EXERCISE BRIEF: Can you write out all the lines word for word, with no pictures?

====

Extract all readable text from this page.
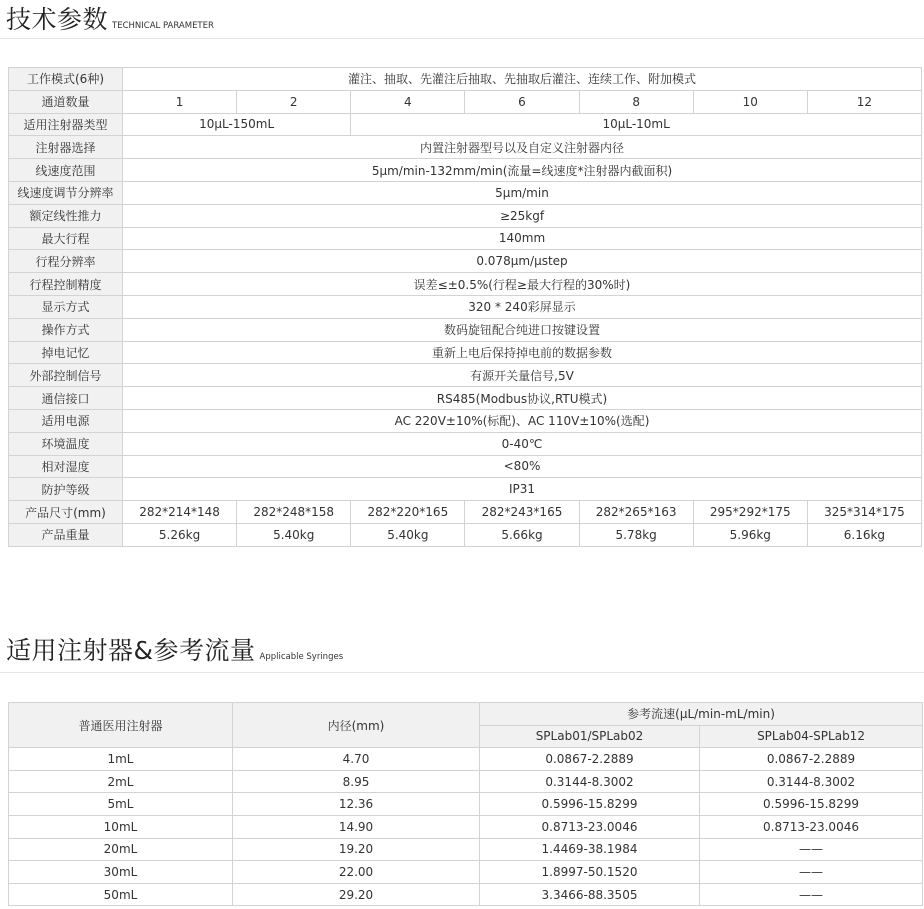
技术参数 TECHNICAL PARAMETER
工作模式(6种)	灌注、抽取、先灌注后抽取、先抽取后灌注、连续工作、附加模式						
通道数量	1	2	4	6	8	10	12
适用注射器类型	10μL-150mL		10μL-10mL				
注射器选择	内置注射器型号以及自定义注射器内径						
线速度范围	5μm/min-132mm/min(流量=线速度*注射器内截面积)						
线速度调节分辨率	5μm/min						
额定线性推力	≥25kgf						
最大行程	140mm						
行程分辨率	0.078μm/μstep						
行程控制精度	误差≤±0.5%(行程≥最大行程的30%时)						
显示方式	320 * 240彩屏显示						
操作方式	数码旋钮配合纯进口按键设置						
掉电记忆	重新上电后保持掉电前的数据参数						
外部控制信号	有源开关量信号,5V						
通信接口	RS485(Modbus协议,RTU模式)						
适用电源	AC 220V±10%(标配)、AC 110V±10%(选配)						
环境温度	0-40℃						
相对湿度	<80%						
防护等级	IP31						
产品尺寸(mm)	282*214*148	282*248*158	282*220*165	282*243*165	282*265*163	295*292*175	325*314*175
产品重量	5.26kg	5.40kg	5.40kg	5.66kg	5.78kg	5.96kg	6.16kg
适用注射器&参考流量 Applicable Syringes
普通医用注射器	内径(mm)	参考流速(μL/min-mL/min)	
		SPLab01/SPLab02	SPLab04-SPLab12
1mL	4.70	0.0867-2.2889	0.0867-2.2889
2mL	8.95	0.3144-8.3002	0.3144-8.3002
5mL	12.36	0.5996-15.8299	0.5996-15.8299
10mL	14.90	0.8713-23.0046	0.8713-23.0046
20mL	19.20	1.4469-38.1984	——
30mL	22.00	1.8997-50.1520	——
50mL	29.20	3.3466-88.3505	——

====

COMPLETED TASK:
Extract all readable text from this page.
技术参数 TECHNICAL PARAMETER
工作模式(6种)	灌注、抽取、先灌注后抽取、先抽取后灌注、连续工作、附加模式						
通道数量	1	2	4	6	8	10	12
适用注射器类型	10μL-150mL		10μL-10mL				
注射器选择	内置注射器型号以及自定义注射器内径						
线速度范围	5μm/min-132mm/min(流量=线速度*注射器内截面积)						
线速度调节分辨率	5μm/min						
额定线性推力	≥25kgf						
最大行程	140mm						
行程分辨率	0.078μm/μstep						
行程控制精度	误差≤±0.5%(行程≥最大行程的30%时)						
显示方式	320 * 240彩屏显示						
操作方式	数码旋钮配合纯进口按键设置						
掉电记忆	重新上电后保持掉电前的数据参数						
外部控制信号	有源开关量信号,5V						
通信接口	RS485(Modbus协议,RTU模式)						
适用电源	AC 220V±10%(标配)、AC 110V±10%(选配)						
环境温度	0-40℃						
相对湿度	<80%						
防护等级	IP31						
产品尺寸(mm)	282*214*148	282*248*158	282*220*165	282*243*165	282*265*163	295*292*175	325*314*175
产品重量	5.26kg	5.40kg	5.40kg	5.66kg	5.78kg	5.96kg	6.16kg
适用注射器&参考流量 Applicable Syringes
普通医用注射器	内径(mm)	参考流速(μL/min-mL/min)	
		SPLab01/SPLab02	SPLab04-SPLab12
1mL	4.70	0.0867-2.2889	0.0867-2.2889
2mL	8.95	0.3144-8.3002	0.3144-8.3002
5mL	12.36	0.5996-15.8299	0.5996-15.8299
10mL	14.90	0.8713-23.0046	0.8713-23.0046
20mL	19.20	1.4469-38.1984	——
30mL	22.00	1.8997-50.1520	——
50mL	29.20	3.3466-88.3505	——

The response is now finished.